▸ Work request 1
In the text about the Primal Quest Adventure Race, how many teams started the race in South Lake Tahoe?
▸ Work request 2
Continue the Primal Quest Adventure Race text from its last sentence.

▸ Selected text
++++

Rebecca is a friend and I highly recommend her book. I’d also suggest visiting her BlisterPrevention.com.au website and subscribing to her email updates.
Filed under: blister care, Foot Care, Foot Care Products, Footcare, Health
After years without an expedition length adventure race in northern California, the Primal Quest Adventure Race returned this past August. Even though there were openings for 20 four-person teams, only 11 teams toed the starting line in South Lake Tahoe.
For those unfamiliar with adventure racing, races generally consist of a mix of disciplines: trekking, mountain biking, orienteering, white waters, rafting, kayaking, and ascending and rappelling. Some events have caving and other exotic disciplines.
This year’s race stated with a downhill run to kayaks on the shore of Lake Tahoe, after which they paddled north, and then took off on mountain bikes for a long ride. Unfortunately, much of the 80+ miles turned into a hike-a-bike. Then at Kirkwood, they took off on foot for a long trek / orienteering section. For some teams, this section took hours longer then expected.
I was at TA3 (transition area) and we expected the first team early Friday morning, but in fact they arrived almost 24 hours behind schedule. The rest of the teams were spacer further and further apart as time progressed.
My point is that many of the racers had been on their feet for more than two and three days by the time they reached us. Then teams went back on their bikes, into kayaks, and into another long trek. Some teams were short-coursed – taken ahead on the course
Fast forward to TA6, a day and a half later and teams are still racing. Some of the racer who have done the full course to this point have had little time to rest and their feet are extremely sore to the point of being very painful. They may also have some degree of maceration going on too.
One such racer, Thomas, asked me to look at his feet. There were no blisters on the balls of his feet, just very soft and tender skin – very sore with some maceration. I told him I could help.

++++

▸ Data excerpts
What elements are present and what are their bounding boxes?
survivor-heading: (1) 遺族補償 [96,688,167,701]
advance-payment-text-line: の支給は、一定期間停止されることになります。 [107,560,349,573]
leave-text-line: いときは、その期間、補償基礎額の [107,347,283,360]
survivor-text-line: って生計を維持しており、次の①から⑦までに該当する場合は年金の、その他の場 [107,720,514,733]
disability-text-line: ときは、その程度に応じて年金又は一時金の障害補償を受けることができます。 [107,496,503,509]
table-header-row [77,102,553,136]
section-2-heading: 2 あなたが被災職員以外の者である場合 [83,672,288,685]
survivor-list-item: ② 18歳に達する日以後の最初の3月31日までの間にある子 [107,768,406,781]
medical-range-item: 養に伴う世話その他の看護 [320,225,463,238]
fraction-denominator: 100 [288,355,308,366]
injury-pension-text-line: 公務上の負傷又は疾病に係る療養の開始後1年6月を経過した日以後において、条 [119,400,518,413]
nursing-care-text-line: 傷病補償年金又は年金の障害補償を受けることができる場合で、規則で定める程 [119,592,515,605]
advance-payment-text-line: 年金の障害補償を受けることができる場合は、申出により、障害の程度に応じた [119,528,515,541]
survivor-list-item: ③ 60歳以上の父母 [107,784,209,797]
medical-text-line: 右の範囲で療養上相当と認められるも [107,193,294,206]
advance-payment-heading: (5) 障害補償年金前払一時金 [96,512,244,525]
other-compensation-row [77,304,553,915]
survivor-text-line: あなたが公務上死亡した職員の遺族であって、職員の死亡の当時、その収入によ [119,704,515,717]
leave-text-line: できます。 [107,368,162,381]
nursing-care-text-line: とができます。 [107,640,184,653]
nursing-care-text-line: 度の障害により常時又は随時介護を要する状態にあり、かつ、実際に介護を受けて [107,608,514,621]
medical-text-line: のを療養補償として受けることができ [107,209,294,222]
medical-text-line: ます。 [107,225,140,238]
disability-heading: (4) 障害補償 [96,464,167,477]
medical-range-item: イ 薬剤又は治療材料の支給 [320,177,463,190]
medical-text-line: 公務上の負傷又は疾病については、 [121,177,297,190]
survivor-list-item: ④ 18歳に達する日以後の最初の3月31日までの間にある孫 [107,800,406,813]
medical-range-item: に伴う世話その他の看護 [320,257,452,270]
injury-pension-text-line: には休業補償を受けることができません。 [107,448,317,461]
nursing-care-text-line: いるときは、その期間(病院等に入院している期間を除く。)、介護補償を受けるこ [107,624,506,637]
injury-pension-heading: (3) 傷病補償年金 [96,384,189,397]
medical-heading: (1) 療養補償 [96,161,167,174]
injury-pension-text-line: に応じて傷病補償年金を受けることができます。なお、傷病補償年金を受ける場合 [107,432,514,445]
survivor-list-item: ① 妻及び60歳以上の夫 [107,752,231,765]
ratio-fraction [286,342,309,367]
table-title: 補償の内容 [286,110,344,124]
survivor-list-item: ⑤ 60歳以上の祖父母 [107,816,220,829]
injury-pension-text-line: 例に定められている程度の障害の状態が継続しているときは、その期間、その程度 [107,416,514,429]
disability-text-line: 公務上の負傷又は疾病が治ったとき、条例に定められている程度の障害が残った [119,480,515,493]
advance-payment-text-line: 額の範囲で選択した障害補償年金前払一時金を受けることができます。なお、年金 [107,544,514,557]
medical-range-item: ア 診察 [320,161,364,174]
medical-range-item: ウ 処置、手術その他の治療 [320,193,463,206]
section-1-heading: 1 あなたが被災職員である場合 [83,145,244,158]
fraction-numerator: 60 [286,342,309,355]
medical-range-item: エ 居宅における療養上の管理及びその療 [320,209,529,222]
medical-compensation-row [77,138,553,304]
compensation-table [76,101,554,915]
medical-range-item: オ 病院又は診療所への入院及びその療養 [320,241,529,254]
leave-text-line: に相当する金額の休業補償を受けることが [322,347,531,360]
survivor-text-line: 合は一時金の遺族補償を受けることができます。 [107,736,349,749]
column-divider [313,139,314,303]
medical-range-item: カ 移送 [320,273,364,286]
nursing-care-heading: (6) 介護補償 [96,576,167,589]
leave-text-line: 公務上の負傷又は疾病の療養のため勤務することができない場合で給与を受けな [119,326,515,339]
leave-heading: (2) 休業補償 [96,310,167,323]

++++

▸ Answer box 1
11 teams started the race.

▸ Answer box 2
I cleaned his feet and allowed them to air dry. I applied Tincture of Benzoin Compound to the skin from mid-foot upwards to the base of the toes. Over this I place a piece of soft, 1/8 inch thick Hapla Fleecy Web (adhesive felt), cut to follow the shape of foot at the base of the toes, square at the bottom, and curving up a bit on each side of the foot. At the base of the felt, mid-foot, I placed a strip of Leukotape to help hold down the bottom edge of the felt. Benzoin was used under the tape and edges were rounded. The last touch was two figure 8’s, cut from HypaFix cotton tape, placed between the 1st and 2nd toes and the 3rd and 4th toes, with the bottom of the 8 under the foot and the top of the 8 on top of the foot. This anchors the forward edge of the felt against the skin and keeps it from rolling, especially on downhills. Each figure 8 is about three to four inches in length and the tape is two inches in width.
I received a report later in the race that the patch job had held. After the race ended, Thomas let me know the patch had helped his race.
The adhesive felt helps pad the forefoot and provide cushioning to the sensitive tissues, and can help relieve pain and discomfort from maceration. This is not moleskin, or a version of moleskin. It’s a thicker product and much softer. The felt can be found in 1/8 and 1/4 inch thicknesses. In the Amazon we used fleecy web that is 1/8 inches thick. In the Amazon Jungle Marathon I used the patch job many times on macerated feet – after drying the skin as much as possible.
Medco Athletics sells adhesive felt in a variety if thickness and lengths. You can search on “adhesive felt” or for a specific product I have used, “Fleecy Web.” To give you an estimate on pricing, four Hapla Fleecy Web 9” x 16”, x 1/8 thick sheets sells at Medco for about $26.00. The Hapla Feecy Web is 100% cotton and is latex free.
It also works well for padding around blisters, bunions, heel bumps, and more. Because it is thicker than tape, I would use Benzoin to help it stick better and consider adding extra tape as I described above.